## start DATA IN THIS EXERCISE
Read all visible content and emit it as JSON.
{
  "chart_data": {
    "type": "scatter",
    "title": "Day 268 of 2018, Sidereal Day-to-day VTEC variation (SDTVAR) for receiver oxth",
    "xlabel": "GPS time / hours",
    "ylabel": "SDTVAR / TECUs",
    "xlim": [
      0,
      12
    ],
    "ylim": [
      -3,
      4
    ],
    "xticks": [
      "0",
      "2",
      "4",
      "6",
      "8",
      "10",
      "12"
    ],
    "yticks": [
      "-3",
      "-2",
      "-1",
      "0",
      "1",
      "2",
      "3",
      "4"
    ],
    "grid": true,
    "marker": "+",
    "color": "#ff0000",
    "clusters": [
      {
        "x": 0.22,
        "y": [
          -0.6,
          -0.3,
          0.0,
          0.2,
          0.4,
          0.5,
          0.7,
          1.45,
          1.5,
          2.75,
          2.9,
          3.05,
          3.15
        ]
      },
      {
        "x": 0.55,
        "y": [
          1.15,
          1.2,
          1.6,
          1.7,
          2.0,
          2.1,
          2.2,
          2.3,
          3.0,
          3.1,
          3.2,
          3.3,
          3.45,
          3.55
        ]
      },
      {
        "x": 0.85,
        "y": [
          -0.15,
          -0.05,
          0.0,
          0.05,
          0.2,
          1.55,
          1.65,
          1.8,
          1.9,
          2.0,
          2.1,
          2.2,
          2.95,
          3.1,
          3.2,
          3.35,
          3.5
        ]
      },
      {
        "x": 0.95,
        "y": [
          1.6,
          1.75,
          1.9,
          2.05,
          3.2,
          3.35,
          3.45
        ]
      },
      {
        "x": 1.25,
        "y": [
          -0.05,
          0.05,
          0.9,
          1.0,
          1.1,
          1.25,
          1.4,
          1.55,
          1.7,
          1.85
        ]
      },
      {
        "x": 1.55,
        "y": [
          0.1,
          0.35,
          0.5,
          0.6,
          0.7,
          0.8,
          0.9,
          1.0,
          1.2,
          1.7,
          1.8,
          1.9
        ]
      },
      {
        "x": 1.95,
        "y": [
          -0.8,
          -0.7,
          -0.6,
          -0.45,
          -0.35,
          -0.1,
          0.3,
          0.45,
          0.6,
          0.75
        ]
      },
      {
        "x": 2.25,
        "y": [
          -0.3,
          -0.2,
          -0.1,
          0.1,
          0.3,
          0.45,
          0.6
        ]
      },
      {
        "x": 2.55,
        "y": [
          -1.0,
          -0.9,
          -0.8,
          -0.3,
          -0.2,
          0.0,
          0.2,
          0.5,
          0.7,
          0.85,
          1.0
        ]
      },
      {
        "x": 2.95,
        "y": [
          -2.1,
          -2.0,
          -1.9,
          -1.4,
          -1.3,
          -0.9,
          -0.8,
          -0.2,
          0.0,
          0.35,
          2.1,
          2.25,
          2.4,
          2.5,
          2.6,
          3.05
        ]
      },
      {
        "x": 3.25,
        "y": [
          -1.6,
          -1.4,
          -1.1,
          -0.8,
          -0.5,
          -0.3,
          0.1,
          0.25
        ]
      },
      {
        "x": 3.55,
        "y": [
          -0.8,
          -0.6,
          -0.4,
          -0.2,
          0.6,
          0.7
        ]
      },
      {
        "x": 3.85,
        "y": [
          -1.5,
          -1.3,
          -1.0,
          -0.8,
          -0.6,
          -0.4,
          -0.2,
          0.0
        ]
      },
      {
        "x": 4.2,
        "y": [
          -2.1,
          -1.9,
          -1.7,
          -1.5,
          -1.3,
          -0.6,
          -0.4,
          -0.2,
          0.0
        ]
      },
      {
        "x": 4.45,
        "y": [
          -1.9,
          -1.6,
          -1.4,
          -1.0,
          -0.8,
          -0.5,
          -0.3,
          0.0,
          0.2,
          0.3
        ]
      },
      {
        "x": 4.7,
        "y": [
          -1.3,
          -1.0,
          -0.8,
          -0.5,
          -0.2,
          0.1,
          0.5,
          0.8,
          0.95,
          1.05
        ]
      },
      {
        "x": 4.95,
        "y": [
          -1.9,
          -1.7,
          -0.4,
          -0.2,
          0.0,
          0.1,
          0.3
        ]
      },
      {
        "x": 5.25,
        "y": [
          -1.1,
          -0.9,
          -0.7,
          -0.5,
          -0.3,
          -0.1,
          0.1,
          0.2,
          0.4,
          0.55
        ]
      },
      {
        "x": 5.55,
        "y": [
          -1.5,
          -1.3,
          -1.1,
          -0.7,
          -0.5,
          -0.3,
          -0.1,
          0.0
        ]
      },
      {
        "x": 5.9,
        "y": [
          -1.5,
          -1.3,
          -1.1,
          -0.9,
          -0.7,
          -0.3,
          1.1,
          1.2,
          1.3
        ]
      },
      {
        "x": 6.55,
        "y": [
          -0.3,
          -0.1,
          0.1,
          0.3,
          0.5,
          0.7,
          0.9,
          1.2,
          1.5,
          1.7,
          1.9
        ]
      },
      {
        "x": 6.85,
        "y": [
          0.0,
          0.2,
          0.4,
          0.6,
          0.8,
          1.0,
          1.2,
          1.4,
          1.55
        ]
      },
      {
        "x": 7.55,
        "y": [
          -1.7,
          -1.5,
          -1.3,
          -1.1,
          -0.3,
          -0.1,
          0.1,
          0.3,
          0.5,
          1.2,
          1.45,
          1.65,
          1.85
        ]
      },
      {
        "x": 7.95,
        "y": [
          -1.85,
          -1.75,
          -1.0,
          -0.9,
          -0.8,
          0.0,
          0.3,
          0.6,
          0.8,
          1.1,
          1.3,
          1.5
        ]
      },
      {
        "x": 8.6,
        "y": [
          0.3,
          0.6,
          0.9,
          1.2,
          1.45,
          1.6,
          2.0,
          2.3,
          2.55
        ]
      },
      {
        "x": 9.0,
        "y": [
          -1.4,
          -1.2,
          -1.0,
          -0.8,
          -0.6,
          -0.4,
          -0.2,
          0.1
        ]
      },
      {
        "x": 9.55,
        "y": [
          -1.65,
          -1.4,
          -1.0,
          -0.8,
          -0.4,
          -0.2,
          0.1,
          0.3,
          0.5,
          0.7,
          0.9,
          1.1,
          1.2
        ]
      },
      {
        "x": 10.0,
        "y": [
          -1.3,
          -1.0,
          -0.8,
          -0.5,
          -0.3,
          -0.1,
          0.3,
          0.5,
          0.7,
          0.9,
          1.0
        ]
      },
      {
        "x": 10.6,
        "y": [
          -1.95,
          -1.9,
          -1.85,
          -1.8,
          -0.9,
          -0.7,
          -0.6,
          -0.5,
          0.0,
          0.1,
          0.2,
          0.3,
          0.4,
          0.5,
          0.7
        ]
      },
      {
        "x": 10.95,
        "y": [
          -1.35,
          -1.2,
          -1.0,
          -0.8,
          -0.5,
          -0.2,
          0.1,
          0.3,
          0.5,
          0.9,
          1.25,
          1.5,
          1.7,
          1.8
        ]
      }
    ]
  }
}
## end DATA IN THIS EXERCISE
EXERCISE DESCRIPTION ▸ Copy each record from above exactly, and include every line.

SOLUTION BELOW ▸
Read all visible content and emit it as JSON.
{
  "chart_data": {
    "type": "scatter",
    "title": "Day 268 of 2018, Sidereal Day-to-day VTEC variation (SDTVAR) for receiver oxth",
    "xlabel": "GPS time / hours",
    "ylabel": "SDTVAR / TECUs",
    "xlim": [
      0,
      12
    ],
    "ylim": [
      -3,
      4
    ],
    "xticks": [
      "0",
      "2",
      "4",
      "6",
      "8",
      "10",
      "12"
    ],
    "yticks": [
      "-3",
      "-2",
      "-1",
      "0",
      "1",
      "2",
      "3",
      "4"
    ],
    "grid": true,
    "marker": "+",
    "color": "#ff0000",
    "clusters": [
      {
        "x": 0.22,
        "y": [
          -0.6,
          -0.3,
          0.0,
          0.2,
          0.4,
          0.5,
          0.7,
          1.45,
          1.5,
          2.75,
          2.9,
          3.05,
          3.15
        ]
      },
      {
        "x": 0.55,
        "y": [
          1.15,
          1.2,
          1.6,
          1.7,
          2.0,
          2.1,
          2.2,
          2.3,
          3.0,
          3.1,
          3.2,
          3.3,
          3.45,
          3.55
        ]
      },
      {
        "x": 0.85,
        "y": [
          -0.15,
          -0.05,
          0.0,
          0.05,
          0.2,
          1.55,
          1.65,
          1.8,
          1.9,
          2.0,
          2.1,
          2.2,
          2.95,
          3.1,
          3.2,
          3.35,
          3.5
        ]
      },
      {
        "x": 0.95,
        "y": [
          1.6,
          1.75,
          1.9,
          2.05,
          3.2,
          3.35,
          3.45
        ]
      },
      {
        "x": 1.25,
        "y": [
          -0.05,
          0.05,
          0.9,
          1.0,
          1.1,
          1.25,
          1.4,
          1.55,
          1.7,
          1.85
        ]
      },
      {
        "x": 1.55,
        "y": [
          0.1,
          0.35,
          0.5,
          0.6,
          0.7,
          0.8,
          0.9,
          1.0,
          1.2,
          1.7,
          1.8,
          1.9
        ]
      },
      {
        "x": 1.95,
        "y": [
          -0.8,
          -0.7,
          -0.6,
          -0.45,
          -0.35,
          -0.1,
          0.3,
          0.45,
          0.6,
          0.75
        ]
      },
      {
        "x": 2.25,
        "y": [
          -0.3,
          -0.2,
          -0.1,
          0.1,
          0.3,
          0.45,
          0.6
        ]
      },
      {
        "x": 2.55,
        "y": [
          -1.0,
          -0.9,
          -0.8,
          -0.3,
          -0.2,
          0.0,
          0.2,
          0.5,
          0.7,
          0.85,
          1.0
        ]
      },
      {
        "x": 2.95,
        "y": [
          -2.1,
          -2.0,
          -1.9,
          -1.4,
          -1.3,
          -0.9,
          -0.8,
          -0.2,
          0.0,
          0.35,
          2.1,
          2.25,
          2.4,
          2.5,
          2.6,
          3.05
        ]
      },
      {
        "x": 3.25,
        "y": [
          -1.6,
          -1.4,
          -1.1,
          -0.8,
          -0.5,
          -0.3,
          0.1,
          0.25
        ]
      },
      {
        "x": 3.55,
        "y": [
          -0.8,
          -0.6,
          -0.4,
          -0.2,
          0.6,
          0.7
        ]
      },
      {
        "x": 3.85,
        "y": [
          -1.5,
          -1.3,
          -1.0,
          -0.8,
          -0.6,
          -0.4,
          -0.2,
          0.0
        ]
      },
      {
        "x": 4.2,
        "y": [
          -2.1,
          -1.9,
          -1.7,
          -1.5,
          -1.3,
          -0.6,
          -0.4,
          -0.2,
          0.0
        ]
      },
      {
        "x": 4.45,
        "y": [
          -1.9,
          -1.6,
          -1.4,
          -1.0,
          -0.8,
          -0.5,
          -0.3,
          0.0,
          0.2,
          0.3
        ]
      },
      {
        "x": 4.7,
        "y": [
          -1.3,
          -1.0,
          -0.8,
          -0.5,
          -0.2,
          0.1,
          0.5,
          0.8,
          0.95,
          1.05
        ]
      },
      {
        "x": 4.95,
        "y": [
          -1.9,
          -1.7,
          -0.4,
          -0.2,
          0.0,
          0.1,
          0.3
        ]
      },
      {
        "x": 5.25,
        "y": [
          -1.1,
          -0.9,
          -0.7,
          -0.5,
          -0.3,
          -0.1,
          0.1,
          0.2,
          0.4,
          0.55
        ]
      },
      {
        "x": 5.55,
        "y": [
          -1.5,
          -1.3,
          -1.1,
          -0.7,
          -0.5,
          -0.3,
          -0.1,
          0.0
        ]
      },
      {
        "x": 5.9,
        "y": [
          -1.5,
          -1.3,
          -1.1,
          -0.9,
          -0.7,
          -0.3,
          1.1,
          1.2,
          1.3
        ]
      },
      {
        "x": 6.55,
        "y": [
          -0.3,
          -0.1,
          0.1,
          0.3,
          0.5,
          0.7,
          0.9,
          1.2,
          1.5,
          1.7,
          1.9
        ]
      },
      {
        "x": 6.85,
        "y": [
          0.0,
          0.2,
          0.4,
          0.6,
          0.8,
          1.0,
          1.2,
          1.4,
          1.55
        ]
      },
      {
        "x": 7.55,
        "y": [
          -1.7,
          -1.5,
          -1.3,
          -1.1,
          -0.3,
          -0.1,
          0.1,
          0.3,
          0.5,
          1.2,
          1.45,
          1.65,
          1.85
        ]
      },
      {
        "x": 7.95,
        "y": [
          -1.85,
          -1.75,
          -1.0,
          -0.9,
          -0.8,
          0.0,
          0.3,
          0.6,
          0.8,
          1.1,
          1.3,
          1.5
        ]
      },
      {
        "x": 8.6,
        "y": [
          0.3,
          0.6,
          0.9,
          1.2,
          1.45,
          1.6,
          2.0,
          2.3,
          2.55
        ]
      },
      {
        "x": 9.0,
        "y": [
          -1.4,
          -1.2,
          -1.0,
          -0.8,
          -0.6,
          -0.4,
          -0.2,
          0.1
        ]
      },
      {
        "x": 9.55,
        "y": [
          -1.65,
          -1.4,
          -1.0,
          -0.8,
          -0.4,
          -0.2,
          0.1,
          0.3,
          0.5,
          0.7,
          0.9,
          1.1,
          1.2
        ]
      },
      {
        "x": 10.0,
        "y": [
          -1.3,
          -1.0,
          -0.8,
          -0.5,
          -0.3,
          -0.1,
          0.3,
          0.5,
          0.7,
          0.9,
          1.0
        ]
      },
      {
        "x": 10.6,
        "y": [
          -1.95,
          -1.9,
          -1.85,
          -1.8,
          -0.9,
          -0.7,
          -0.6,
          -0.5,
          0.0,
          0.1,
          0.2,
          0.3,
          0.4,
          0.5,
          0.7
        ]
      },
      {
        "x": 10.95,
        "y": [
          -1.35,
          -1.2,
          -1.0,
          -0.8,
          -0.5,
          -0.2,
          0.1,
          0.3,
          0.5,
          0.9,
          1.25,
          1.5,
          1.7,
          1.8
        ]
      }
    ]
  }
}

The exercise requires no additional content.